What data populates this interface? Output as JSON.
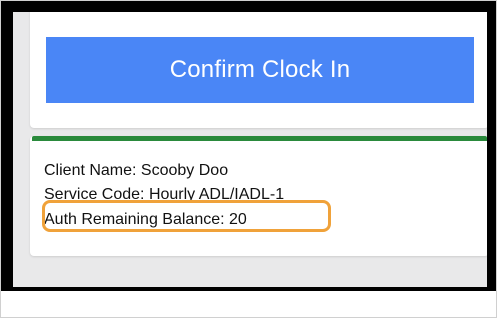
{
  "button": {
    "confirm_label": "Confirm Clock In"
  },
  "client_info": {
    "client_name": "Client Name: Scooby Doo",
    "service_code": "Service Code: Hourly ADL/IADL-1",
    "auth_remaining_balance": "Auth Remaining Balance: 20"
  },
  "colors": {
    "button_blue": "#4a86f6",
    "status_bar_green": "#2a8a3c",
    "highlight_orange": "#f0a23a",
    "background_gray": "#e9e9ea"
  }
}
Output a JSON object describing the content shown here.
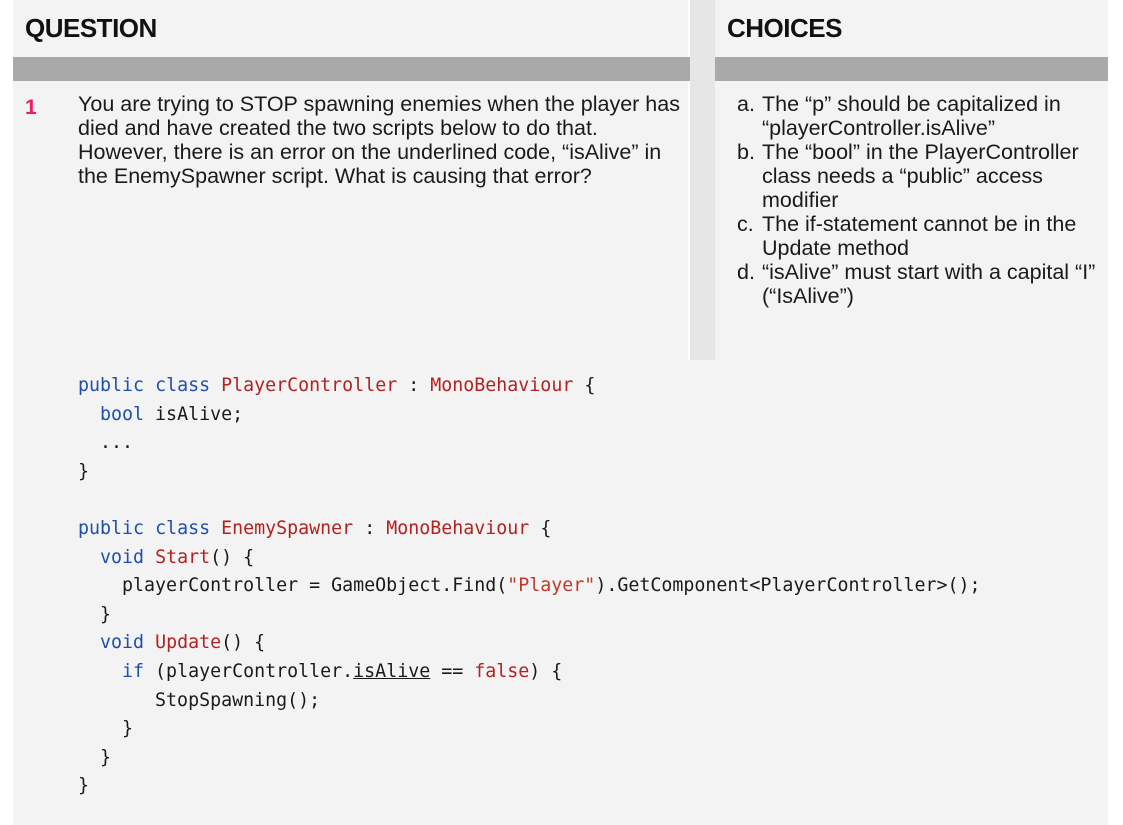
{
  "headers": {
    "question": "QUESTION",
    "choices": "CHOICES"
  },
  "question": {
    "number": "1",
    "text": "You are trying to STOP spawning enemies when the player has died and have created the two scripts below to do that. However, there is an error on the underlined code, “isAlive” in the EnemySpawner script. What is causing that error?"
  },
  "choices": [
    {
      "letter": "a.",
      "text": "The “p” should be capitalized in “playerController.isAlive”"
    },
    {
      "letter": "b.",
      "text": "The “bool” in the PlayerController class needs a “public” access modifier"
    },
    {
      "letter": "c.",
      "text": "The if-statement cannot be in the Update method"
    },
    {
      "letter": "d.",
      "text": "“isAlive” must start with a capital “I” (“IsAlive”)"
    }
  ],
  "code": {
    "l1_public": "public",
    "l1_class": "class",
    "l1_name": "PlayerController",
    "l1_colon": " : ",
    "l1_base": "MonoBehaviour",
    "l1_brace": " {",
    "l2_bool": "bool",
    "l2_rest": " isAlive;",
    "l3": "...",
    "l4": "}",
    "l6_public": "public",
    "l6_class": "class",
    "l6_name": "EnemySpawner",
    "l6_colon": " : ",
    "l6_base": "MonoBehaviour",
    "l6_brace": " {",
    "l7_void": "void",
    "l7_name": "Start",
    "l7_rest": "() {",
    "l8_pre": "playerController = GameObject.Find(",
    "l8_str": "\"Player\"",
    "l8_post": ").GetComponent<PlayerController>();",
    "l9": "}",
    "l10_void": "void",
    "l10_name": "Update",
    "l10_rest": "() {",
    "l11_if": "if",
    "l11_pre": " (playerController.",
    "l11_ul": "isAlive",
    "l11_eq": " == ",
    "l11_false": "false",
    "l11_post": ") {",
    "l12": "StopSpawning();",
    "l13": "}",
    "l14": "}",
    "l15": "}"
  },
  "colors": {
    "keyword": "#1f4fa8",
    "type": "#b22222",
    "question_number": "#e91e63",
    "header_bar": "#a9a9a9"
  }
}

..............................

▸ **What this task involves**
Among the entries above, how many lines include the word "Update"? Reply with the number only.

▸ **Final answer**
2